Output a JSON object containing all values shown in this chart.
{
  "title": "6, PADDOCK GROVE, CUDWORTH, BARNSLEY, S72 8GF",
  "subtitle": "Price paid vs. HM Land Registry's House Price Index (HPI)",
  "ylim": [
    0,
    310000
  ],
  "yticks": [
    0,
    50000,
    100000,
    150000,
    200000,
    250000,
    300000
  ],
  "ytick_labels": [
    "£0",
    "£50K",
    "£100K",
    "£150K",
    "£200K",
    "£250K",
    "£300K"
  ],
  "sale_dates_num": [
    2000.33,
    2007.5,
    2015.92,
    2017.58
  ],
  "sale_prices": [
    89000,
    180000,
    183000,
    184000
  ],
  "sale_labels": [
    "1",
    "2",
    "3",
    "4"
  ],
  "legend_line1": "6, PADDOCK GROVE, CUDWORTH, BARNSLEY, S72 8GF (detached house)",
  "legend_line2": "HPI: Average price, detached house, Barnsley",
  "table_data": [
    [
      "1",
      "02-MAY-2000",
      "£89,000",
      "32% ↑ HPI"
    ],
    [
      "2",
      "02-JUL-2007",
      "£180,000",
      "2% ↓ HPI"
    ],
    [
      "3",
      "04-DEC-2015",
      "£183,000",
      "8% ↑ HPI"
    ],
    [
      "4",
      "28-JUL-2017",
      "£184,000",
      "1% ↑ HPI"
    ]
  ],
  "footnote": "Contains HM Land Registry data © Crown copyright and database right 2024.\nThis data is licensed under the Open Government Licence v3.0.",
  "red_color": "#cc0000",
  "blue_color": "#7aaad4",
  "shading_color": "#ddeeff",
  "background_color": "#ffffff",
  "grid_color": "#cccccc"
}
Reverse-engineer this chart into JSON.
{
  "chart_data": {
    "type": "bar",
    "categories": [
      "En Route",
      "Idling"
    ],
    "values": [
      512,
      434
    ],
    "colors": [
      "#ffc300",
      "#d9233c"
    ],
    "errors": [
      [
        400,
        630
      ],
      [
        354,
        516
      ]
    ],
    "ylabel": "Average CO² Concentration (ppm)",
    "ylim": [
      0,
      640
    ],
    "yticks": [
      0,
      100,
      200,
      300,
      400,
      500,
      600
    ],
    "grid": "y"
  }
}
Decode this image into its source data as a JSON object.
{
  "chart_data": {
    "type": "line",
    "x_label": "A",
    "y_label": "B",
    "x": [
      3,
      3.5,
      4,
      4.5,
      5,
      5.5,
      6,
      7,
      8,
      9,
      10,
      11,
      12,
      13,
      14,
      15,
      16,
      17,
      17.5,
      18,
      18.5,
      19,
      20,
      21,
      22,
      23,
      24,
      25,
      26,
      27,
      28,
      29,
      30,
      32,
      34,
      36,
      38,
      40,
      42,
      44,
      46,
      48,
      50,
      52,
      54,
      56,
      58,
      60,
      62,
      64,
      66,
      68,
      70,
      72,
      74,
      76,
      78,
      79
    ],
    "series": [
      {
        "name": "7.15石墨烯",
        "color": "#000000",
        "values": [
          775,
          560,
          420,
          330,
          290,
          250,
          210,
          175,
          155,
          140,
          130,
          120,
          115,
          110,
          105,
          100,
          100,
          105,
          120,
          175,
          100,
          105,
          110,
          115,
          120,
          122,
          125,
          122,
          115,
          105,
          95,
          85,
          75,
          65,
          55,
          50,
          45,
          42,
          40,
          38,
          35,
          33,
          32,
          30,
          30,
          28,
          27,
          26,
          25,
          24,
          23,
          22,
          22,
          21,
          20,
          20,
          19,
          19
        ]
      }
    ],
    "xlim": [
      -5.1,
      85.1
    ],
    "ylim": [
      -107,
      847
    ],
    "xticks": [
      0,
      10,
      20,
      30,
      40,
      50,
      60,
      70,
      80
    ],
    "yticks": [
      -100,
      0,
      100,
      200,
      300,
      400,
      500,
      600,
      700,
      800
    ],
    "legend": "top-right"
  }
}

■ **PROMPT**:
In full and verbatim, repeat the records given above.

■ **ANSWER FOR THE TASK**:
Output a JSON object containing all values shown in this chart.
{
  "title": "6, PADDOCK GROVE, CUDWORTH, BARNSLEY, S72 8GF",
  "subtitle": "Price paid vs. HM Land Registry's House Price Index (HPI)",
  "ylim": [
    0,
    310000
  ],
  "yticks": [
    0,
    50000,
    100000,
    150000,
    200000,
    250000,
    300000
  ],
  "ytick_labels": [
    "£0",
    "£50K",
    "£100K",
    "£150K",
    "£200K",
    "£250K",
    "£300K"
  ],
  "sale_dates_num": [
    2000.33,
    2007.5,
    2015.92,
    2017.58
  ],
  "sale_prices": [
    89000,
    180000,
    183000,
    184000
  ],
  "sale_labels": [
    "1",
    "2",
    "3",
    "4"
  ],
  "legend_line1": "6, PADDOCK GROVE, CUDWORTH, BARNSLEY, S72 8GF (detached house)",
  "legend_line2": "HPI: Average price, detached house, Barnsley",
  "table_data": [
    [
      "1",
      "02-MAY-2000",
      "£89,000",
      "32% ↑ HPI"
    ],
    [
      "2",
      "02-JUL-2007",
      "£180,000",
      "2% ↓ HPI"
    ],
    [
      "3",
      "04-DEC-2015",
      "£183,000",
      "8% ↑ HPI"
    ],
    [
      "4",
      "28-JUL-2017",
      "£184,000",
      "1% ↑ HPI"
    ]
  ],
  "footnote": "Contains HM Land Registry data © Crown copyright and database right 2024.\nThis data is licensed under the Open Government Licence v3.0.",
  "red_color": "#cc0000",
  "blue_color": "#7aaad4",
  "shading_color": "#ddeeff",
  "background_color": "#ffffff",
  "grid_color": "#cccccc"
}
Reverse-engineer this chart into JSON.
{
  "chart_data": {
    "type": "bar",
    "categories": [
      "En Route",
      "Idling"
    ],
    "values": [
      512,
      434
    ],
    "colors": [
      "#ffc300",
      "#d9233c"
    ],
    "errors": [
      [
        400,
        630
      ],
      [
        354,
        516
      ]
    ],
    "ylabel": "Average CO² Concentration (ppm)",
    "ylim": [
      0,
      640
    ],
    "yticks": [
      0,
      100,
      200,
      300,
      400,
      500,
      600
    ],
    "grid": "y"
  }
}
Decode this image into its source data as a JSON object.
{
  "chart_data": {
    "type": "line",
    "x_label": "A",
    "y_label": "B",
    "x": [
      3,
      3.5,
      4,
      4.5,
      5,
      5.5,
      6,
      7,
      8,
      9,
      10,
      11,
      12,
      13,
      14,
      15,
      16,
      17,
      17.5,
      18,
      18.5,
      19,
      20,
      21,
      22,
      23,
      24,
      25,
      26,
      27,
      28,
      29,
      30,
      32,
      34,
      36,
      38,
      40,
      42,
      44,
      46,
      48,
      50,
      52,
      54,
      56,
      58,
      60,
      62,
      64,
      66,
      68,
      70,
      72,
      74,
      76,
      78,
      79
    ],
    "series": [
      {
        "name": "7.15石墨烯",
        "color": "#000000",
        "values": [
          775,
          560,
          420,
          330,
          290,
          250,
          210,
          175,
          155,
          140,
          130,
          120,
          115,
          110,
          105,
          100,
          100,
          105,
          120,
          175,
          100,
          105,
          110,
          115,
          120,
          122,
          125,
          122,
          115,
          105,
          95,
          85,
          75,
          65,
          55,
          50,
          45,
          42,
          40,
          38,
          35,
          33,
          32,
          30,
          30,
          28,
          27,
          26,
          25,
          24,
          23,
          22,
          22,
          21,
          20,
          20,
          19,
          19
        ]
      }
    ],
    "xlim": [
      -5.1,
      85.1
    ],
    "ylim": [
      -107,
      847
    ],
    "xticks": [
      0,
      10,
      20,
      30,
      40,
      50,
      60,
      70,
      80
    ],
    "yticks": [
      -100,
      0,
      100,
      200,
      300,
      400,
      500,
      600,
      700,
      800
    ],
    "legend": "top-right"
  }
}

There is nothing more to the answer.